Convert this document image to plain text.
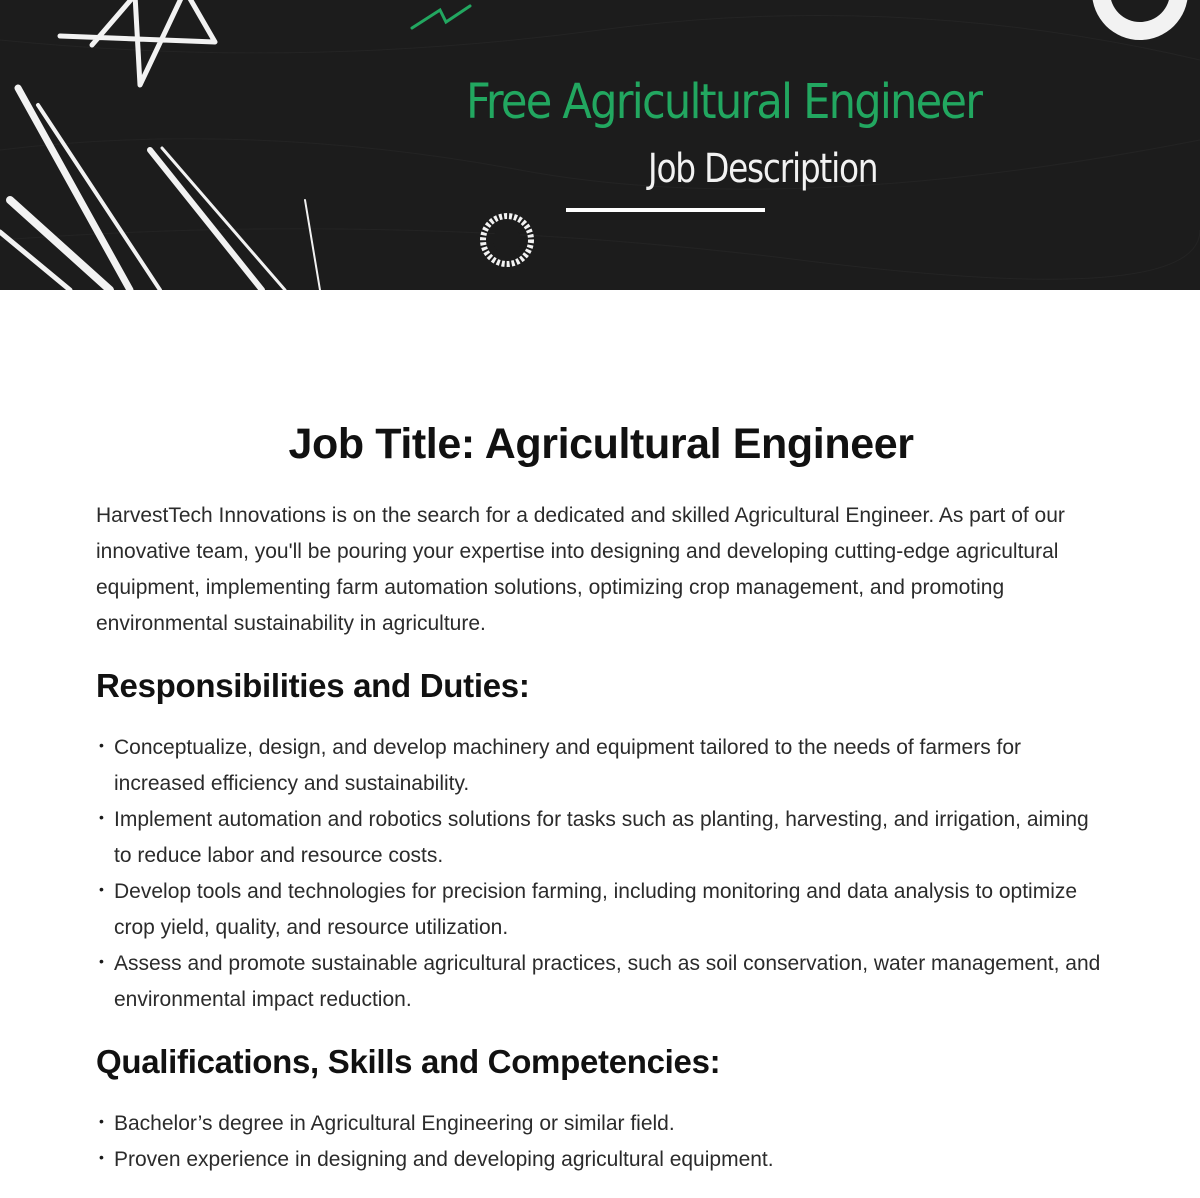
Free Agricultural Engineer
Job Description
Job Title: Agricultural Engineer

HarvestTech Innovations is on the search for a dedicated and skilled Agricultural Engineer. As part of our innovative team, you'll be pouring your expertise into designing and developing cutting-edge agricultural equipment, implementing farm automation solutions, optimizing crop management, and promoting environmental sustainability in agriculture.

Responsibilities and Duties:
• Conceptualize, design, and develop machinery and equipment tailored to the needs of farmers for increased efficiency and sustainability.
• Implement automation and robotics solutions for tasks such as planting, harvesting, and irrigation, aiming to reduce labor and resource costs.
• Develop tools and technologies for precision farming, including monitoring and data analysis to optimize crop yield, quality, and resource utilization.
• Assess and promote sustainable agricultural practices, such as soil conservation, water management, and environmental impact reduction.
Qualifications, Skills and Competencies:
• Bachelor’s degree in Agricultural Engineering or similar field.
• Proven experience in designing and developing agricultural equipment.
--
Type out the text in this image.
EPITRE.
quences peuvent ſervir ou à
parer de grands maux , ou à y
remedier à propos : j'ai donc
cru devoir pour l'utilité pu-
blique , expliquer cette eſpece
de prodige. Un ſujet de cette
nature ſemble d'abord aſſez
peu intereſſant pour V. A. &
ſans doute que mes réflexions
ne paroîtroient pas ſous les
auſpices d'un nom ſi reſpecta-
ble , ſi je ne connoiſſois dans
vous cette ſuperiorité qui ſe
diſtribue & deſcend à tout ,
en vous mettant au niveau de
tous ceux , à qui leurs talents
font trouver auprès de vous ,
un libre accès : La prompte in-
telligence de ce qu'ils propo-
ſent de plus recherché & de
...
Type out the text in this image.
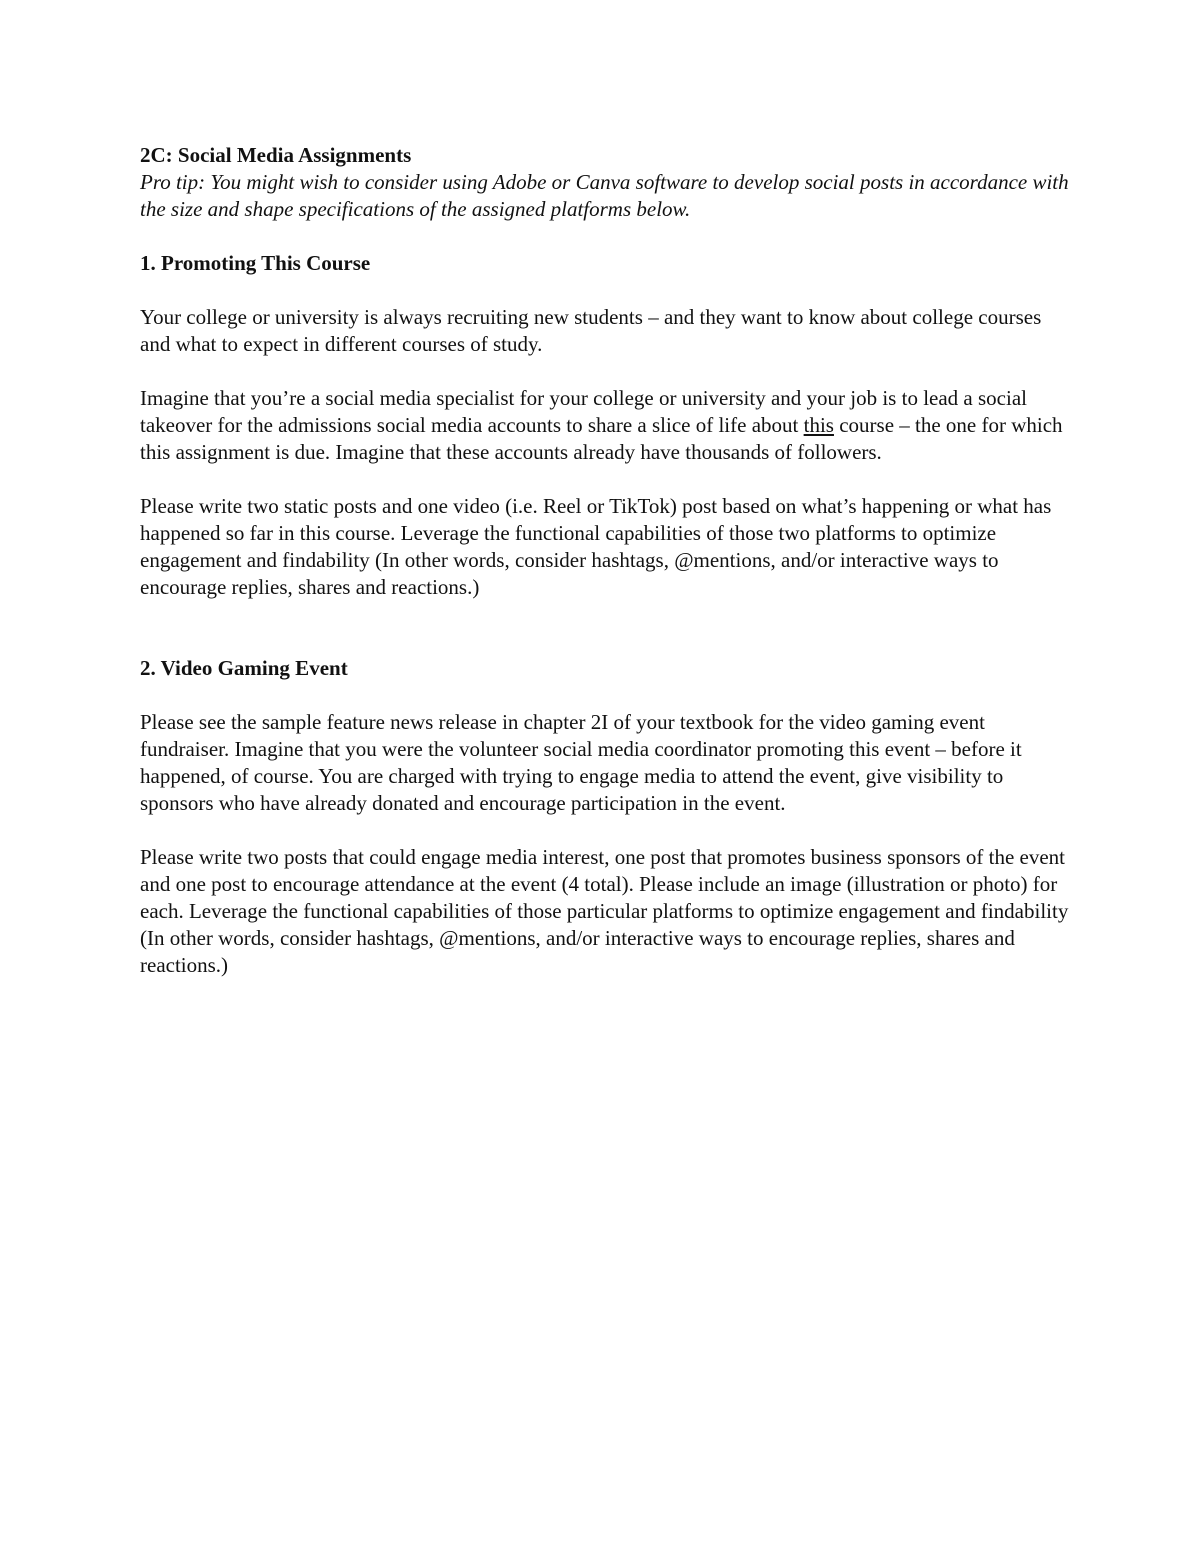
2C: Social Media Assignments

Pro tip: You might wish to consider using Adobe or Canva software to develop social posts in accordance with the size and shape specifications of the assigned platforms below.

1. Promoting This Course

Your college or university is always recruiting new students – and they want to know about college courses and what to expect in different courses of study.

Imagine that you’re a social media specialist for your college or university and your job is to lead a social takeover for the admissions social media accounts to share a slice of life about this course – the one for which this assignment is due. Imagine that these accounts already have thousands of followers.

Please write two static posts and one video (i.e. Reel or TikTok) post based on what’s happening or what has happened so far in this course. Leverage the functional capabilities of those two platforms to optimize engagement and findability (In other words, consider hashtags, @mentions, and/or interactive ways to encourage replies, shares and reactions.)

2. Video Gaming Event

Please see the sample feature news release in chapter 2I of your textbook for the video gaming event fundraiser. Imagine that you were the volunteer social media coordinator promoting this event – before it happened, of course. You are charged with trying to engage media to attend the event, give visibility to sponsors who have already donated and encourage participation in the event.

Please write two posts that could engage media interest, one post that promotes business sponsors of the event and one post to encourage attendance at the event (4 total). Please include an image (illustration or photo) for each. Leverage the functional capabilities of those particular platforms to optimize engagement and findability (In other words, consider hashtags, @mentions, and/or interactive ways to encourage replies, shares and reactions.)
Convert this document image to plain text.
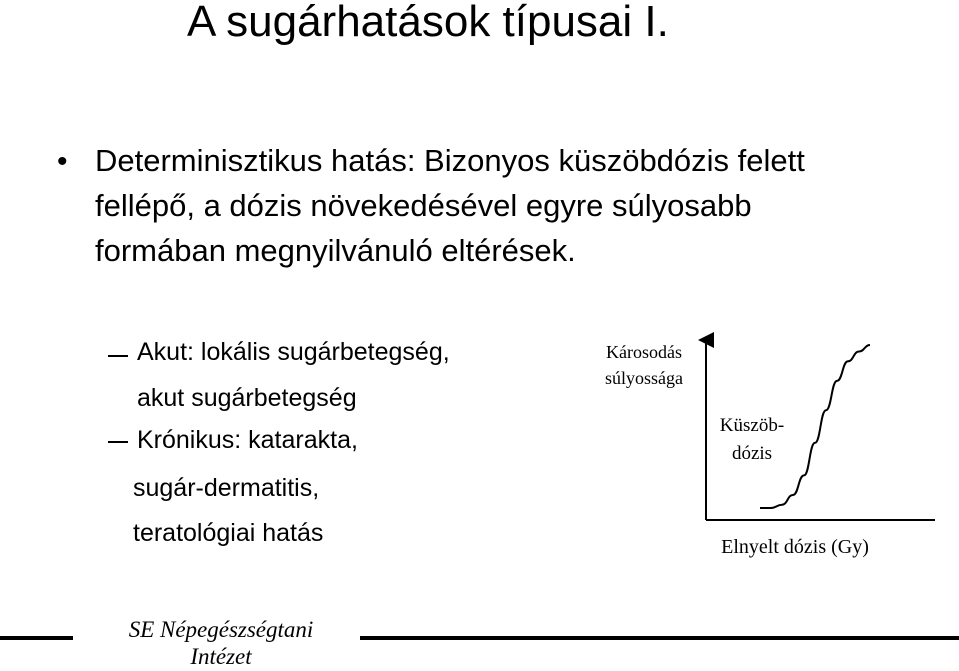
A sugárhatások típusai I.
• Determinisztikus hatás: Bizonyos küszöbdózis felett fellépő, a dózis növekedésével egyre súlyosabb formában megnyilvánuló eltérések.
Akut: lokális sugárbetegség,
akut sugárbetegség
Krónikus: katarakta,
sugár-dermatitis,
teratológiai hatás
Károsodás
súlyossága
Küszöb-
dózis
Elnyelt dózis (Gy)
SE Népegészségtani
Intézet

Exercise brief
Copy all lines of the listing above that contain the string "Leverage".

Solution to this exercise
Please write two static posts and one video (i.e. Reel or TikTok) post based on what’s happening or what has happened so far in this course. Leverage the functional capabilities of those two platforms to optimize engagement and findability (In other words, consider hashtags, @mentions, and/or interactive ways to encourage replies, shares and reactions.)
Please write two posts that could engage media interest, one post that promotes business sponsors of the event and one post to encourage attendance at the event (4 total). Please include an image (illustration or photo) for each. Leverage the functional capabilities of those particular platforms to optimize engagement and findability (In other words, consider hashtags, @mentions, and/or interactive ways to encourage replies, shares and reactions.)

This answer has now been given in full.